▶ **REQUIRED WORK**:
Within the listing below, locate all lines containing the word "puedan". Copy each one.
____ DATA EXCERPTS
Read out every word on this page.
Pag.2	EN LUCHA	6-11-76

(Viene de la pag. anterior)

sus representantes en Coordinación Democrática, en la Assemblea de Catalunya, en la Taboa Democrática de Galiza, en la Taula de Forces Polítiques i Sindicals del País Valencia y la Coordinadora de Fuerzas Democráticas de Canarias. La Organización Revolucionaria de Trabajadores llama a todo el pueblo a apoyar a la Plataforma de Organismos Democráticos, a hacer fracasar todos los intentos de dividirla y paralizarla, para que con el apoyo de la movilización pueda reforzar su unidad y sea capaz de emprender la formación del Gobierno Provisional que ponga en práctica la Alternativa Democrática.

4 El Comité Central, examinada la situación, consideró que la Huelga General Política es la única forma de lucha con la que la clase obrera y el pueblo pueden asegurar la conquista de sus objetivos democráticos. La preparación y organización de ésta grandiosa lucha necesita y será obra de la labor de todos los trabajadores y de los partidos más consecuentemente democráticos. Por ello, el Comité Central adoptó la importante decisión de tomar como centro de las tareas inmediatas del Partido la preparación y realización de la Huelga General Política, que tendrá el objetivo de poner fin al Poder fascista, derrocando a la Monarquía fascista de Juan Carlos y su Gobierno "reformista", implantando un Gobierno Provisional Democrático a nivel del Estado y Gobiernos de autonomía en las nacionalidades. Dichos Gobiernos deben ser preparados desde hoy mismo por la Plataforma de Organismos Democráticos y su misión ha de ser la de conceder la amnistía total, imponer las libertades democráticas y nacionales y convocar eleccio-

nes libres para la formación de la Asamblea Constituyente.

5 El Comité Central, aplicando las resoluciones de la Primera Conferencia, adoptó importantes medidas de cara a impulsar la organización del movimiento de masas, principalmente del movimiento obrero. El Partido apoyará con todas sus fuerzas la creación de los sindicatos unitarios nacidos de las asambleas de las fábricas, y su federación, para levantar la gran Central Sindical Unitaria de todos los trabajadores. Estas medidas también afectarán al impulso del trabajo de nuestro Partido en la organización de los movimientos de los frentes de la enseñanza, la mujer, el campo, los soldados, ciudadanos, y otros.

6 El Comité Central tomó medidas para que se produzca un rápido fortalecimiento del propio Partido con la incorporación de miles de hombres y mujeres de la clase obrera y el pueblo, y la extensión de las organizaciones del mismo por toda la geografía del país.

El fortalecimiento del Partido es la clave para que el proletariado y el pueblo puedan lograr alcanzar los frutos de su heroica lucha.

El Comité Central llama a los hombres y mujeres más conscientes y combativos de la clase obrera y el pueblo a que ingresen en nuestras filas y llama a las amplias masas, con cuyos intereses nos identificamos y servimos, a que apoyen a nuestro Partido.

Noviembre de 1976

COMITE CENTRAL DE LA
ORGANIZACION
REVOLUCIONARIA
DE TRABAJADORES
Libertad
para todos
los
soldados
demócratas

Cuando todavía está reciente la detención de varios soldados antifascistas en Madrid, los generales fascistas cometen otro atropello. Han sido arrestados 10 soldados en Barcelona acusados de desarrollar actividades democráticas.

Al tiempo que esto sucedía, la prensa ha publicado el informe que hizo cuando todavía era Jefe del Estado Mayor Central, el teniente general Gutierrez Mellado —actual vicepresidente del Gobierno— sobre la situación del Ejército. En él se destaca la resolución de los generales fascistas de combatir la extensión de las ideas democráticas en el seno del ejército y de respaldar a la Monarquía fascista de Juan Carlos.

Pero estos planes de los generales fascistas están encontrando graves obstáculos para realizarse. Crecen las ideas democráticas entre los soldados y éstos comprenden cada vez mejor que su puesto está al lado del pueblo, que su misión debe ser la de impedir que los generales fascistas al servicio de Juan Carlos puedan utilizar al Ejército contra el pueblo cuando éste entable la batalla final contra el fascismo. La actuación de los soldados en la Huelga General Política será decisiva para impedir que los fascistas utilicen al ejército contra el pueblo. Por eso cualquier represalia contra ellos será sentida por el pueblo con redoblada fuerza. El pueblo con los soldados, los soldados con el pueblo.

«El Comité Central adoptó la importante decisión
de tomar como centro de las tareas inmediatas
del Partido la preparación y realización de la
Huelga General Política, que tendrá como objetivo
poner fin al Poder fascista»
________
▶ **FINAL ANSWER**:
El fortalecimiento del Partido es la clave para que el proletariado y el pueblo puedan lograr alcanzar los frutos de su heroica lucha.
Pero estos planes de los generales fascistas están encontrando graves obstáculos para realizarse. Crecen las ideas democráticas entre los soldados y éstos comprenden cada vez mejor que su puesto está al lado del pueblo, que su misión debe ser la de impedir que los generales fascistas al servicio de Juan Carlos puedan utilizar al Ejército contra el pueblo cuando éste entable la batalla final contra el fascismo. La actuación de los soldados en la Huelga General Política será decisiva para impedir que los fascistas utilicen al ejército contra el pueblo. Por eso cualquier represalia contra ellos será sentida por el pueblo con redoblada fuerza. El pueblo con los soldados, los soldados con el pueblo.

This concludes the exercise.